TASK INPUT ->
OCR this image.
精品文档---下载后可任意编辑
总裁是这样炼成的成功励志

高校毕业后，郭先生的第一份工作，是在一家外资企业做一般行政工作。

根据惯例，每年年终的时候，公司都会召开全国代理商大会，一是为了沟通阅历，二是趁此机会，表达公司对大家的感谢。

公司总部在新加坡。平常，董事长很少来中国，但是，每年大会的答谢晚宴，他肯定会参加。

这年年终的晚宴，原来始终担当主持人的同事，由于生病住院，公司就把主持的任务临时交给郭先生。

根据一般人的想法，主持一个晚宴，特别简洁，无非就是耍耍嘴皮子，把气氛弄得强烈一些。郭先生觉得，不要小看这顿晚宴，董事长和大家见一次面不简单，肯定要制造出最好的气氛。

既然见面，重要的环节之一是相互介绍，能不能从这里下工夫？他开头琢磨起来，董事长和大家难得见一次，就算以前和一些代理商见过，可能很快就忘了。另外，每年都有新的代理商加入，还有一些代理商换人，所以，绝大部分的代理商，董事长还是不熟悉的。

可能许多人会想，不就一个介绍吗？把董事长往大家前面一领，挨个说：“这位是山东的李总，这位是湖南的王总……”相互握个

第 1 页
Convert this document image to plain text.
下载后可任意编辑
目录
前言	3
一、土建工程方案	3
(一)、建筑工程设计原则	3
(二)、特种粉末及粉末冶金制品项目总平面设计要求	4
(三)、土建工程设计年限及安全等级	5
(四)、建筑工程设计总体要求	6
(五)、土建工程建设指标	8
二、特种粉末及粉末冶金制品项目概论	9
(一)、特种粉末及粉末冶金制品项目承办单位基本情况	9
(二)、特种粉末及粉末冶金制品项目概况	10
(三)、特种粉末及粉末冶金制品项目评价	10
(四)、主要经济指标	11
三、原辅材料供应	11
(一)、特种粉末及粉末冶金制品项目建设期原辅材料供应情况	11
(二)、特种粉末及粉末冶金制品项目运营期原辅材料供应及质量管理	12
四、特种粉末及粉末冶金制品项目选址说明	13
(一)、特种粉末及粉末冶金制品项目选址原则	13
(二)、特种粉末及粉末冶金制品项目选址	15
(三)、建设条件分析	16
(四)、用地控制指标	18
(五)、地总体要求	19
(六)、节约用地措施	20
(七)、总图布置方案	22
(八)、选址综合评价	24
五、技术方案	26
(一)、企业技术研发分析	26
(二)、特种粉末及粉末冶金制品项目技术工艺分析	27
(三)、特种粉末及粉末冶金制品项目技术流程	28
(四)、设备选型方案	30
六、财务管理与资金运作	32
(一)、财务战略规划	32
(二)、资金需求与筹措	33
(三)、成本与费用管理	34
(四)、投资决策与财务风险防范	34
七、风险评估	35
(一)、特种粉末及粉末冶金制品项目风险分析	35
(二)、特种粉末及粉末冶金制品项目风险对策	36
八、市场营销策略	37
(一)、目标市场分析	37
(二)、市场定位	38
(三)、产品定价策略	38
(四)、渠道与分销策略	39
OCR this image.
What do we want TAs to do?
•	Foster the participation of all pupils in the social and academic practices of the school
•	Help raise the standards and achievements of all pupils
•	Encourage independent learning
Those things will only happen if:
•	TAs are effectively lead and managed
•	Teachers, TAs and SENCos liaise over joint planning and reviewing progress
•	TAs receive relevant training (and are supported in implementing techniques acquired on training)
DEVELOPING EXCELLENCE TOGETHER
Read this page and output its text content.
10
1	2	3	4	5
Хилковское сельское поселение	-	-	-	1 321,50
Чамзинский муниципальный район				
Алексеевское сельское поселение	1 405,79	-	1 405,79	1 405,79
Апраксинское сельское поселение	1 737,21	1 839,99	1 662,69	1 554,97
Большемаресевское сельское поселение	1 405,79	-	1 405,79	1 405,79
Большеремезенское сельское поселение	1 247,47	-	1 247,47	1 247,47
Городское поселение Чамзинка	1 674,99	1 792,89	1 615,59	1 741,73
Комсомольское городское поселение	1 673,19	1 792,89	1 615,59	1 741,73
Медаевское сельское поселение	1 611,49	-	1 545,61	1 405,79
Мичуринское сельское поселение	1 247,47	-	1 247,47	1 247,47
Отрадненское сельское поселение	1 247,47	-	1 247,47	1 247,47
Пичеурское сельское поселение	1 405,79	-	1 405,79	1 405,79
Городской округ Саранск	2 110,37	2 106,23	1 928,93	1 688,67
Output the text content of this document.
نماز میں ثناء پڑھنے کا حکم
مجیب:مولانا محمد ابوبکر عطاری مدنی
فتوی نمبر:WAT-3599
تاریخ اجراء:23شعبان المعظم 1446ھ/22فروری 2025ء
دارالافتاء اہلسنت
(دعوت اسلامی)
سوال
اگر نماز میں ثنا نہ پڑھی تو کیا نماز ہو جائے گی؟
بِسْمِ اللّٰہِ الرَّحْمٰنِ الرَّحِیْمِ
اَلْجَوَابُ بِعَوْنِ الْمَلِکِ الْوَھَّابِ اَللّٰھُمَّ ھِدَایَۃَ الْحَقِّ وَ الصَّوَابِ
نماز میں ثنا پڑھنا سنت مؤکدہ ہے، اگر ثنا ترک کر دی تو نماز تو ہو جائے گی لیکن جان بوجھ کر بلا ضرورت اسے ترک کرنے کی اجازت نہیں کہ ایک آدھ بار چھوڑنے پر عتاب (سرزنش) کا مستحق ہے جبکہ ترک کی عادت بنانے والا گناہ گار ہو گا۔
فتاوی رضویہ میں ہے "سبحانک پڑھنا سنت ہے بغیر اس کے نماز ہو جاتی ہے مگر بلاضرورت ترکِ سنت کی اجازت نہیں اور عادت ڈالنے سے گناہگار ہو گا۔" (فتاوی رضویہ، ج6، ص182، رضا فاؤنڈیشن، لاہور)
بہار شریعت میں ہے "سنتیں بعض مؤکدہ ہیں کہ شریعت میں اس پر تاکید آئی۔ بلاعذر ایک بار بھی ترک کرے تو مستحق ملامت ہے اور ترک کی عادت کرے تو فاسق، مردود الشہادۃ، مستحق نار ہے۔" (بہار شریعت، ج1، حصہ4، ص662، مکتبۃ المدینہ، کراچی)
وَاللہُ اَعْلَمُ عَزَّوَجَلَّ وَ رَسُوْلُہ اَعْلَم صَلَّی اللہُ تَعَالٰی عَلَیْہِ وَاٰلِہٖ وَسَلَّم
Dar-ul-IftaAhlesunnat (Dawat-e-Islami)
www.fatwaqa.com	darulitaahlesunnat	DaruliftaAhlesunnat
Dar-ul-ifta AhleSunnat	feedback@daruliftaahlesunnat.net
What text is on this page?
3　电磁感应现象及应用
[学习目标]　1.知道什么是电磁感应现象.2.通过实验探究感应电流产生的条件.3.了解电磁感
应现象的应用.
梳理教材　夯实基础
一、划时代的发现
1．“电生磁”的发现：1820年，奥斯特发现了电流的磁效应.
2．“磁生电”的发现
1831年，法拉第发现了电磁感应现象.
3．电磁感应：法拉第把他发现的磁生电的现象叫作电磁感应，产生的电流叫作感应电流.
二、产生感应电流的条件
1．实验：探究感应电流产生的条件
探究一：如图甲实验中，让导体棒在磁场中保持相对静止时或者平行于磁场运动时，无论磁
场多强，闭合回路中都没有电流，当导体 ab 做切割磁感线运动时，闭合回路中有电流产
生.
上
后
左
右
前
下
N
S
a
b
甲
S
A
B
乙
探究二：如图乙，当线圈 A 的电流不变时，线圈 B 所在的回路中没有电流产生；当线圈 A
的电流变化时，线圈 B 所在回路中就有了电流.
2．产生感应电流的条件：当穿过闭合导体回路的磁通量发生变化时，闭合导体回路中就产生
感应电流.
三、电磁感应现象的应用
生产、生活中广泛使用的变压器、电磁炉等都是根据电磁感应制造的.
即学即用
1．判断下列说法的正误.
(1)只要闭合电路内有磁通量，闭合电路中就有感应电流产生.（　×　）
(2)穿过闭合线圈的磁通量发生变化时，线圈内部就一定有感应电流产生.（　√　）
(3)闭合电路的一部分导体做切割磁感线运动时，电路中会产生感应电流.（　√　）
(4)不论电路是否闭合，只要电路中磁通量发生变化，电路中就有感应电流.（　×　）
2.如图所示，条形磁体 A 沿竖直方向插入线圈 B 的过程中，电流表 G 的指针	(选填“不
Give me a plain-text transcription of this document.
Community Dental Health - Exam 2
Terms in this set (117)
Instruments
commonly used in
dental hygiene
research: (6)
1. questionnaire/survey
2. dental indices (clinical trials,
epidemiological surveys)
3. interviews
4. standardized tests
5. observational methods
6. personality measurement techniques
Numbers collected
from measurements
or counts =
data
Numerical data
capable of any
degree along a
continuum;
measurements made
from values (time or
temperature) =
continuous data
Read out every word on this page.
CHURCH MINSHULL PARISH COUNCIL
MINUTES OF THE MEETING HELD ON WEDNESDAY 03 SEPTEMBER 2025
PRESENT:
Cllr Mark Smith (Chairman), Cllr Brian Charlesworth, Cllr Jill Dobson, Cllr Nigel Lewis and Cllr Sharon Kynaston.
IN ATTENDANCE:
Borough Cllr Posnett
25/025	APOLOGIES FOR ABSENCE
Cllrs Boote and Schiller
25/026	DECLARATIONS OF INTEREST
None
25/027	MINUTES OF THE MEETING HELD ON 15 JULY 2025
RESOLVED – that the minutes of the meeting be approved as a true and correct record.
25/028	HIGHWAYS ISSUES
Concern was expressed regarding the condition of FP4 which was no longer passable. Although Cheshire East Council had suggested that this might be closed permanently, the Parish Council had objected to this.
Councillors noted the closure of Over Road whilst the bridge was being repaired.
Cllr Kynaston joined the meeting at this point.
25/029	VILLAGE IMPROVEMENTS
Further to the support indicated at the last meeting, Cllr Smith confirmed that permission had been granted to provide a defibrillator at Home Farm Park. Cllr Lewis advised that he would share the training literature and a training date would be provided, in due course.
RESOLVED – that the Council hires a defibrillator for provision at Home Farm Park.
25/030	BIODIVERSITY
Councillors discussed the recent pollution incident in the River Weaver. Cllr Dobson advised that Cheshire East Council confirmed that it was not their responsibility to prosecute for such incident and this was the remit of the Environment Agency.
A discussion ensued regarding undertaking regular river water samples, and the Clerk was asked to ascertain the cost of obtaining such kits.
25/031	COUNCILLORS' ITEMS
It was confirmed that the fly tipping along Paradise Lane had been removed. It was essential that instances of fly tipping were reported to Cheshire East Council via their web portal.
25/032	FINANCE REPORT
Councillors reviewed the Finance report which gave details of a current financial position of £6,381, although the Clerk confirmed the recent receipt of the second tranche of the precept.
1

GIVEN INSTRUCTION ->
In the entries above, locate every line with the word "such" and copy it.

COMPLETED EXERCISE ->
Councillors discussed the recent pollution incident in the River Weaver. Cllr Dobson advised that Cheshire East Council confirmed that it was not their responsibility to prosecute for such incident and this was the remit of the Environment Agency.
A discussion ensued regarding undertaking regular river water samples, and the Clerk was asked to ascertain the cost of obtaining such kits.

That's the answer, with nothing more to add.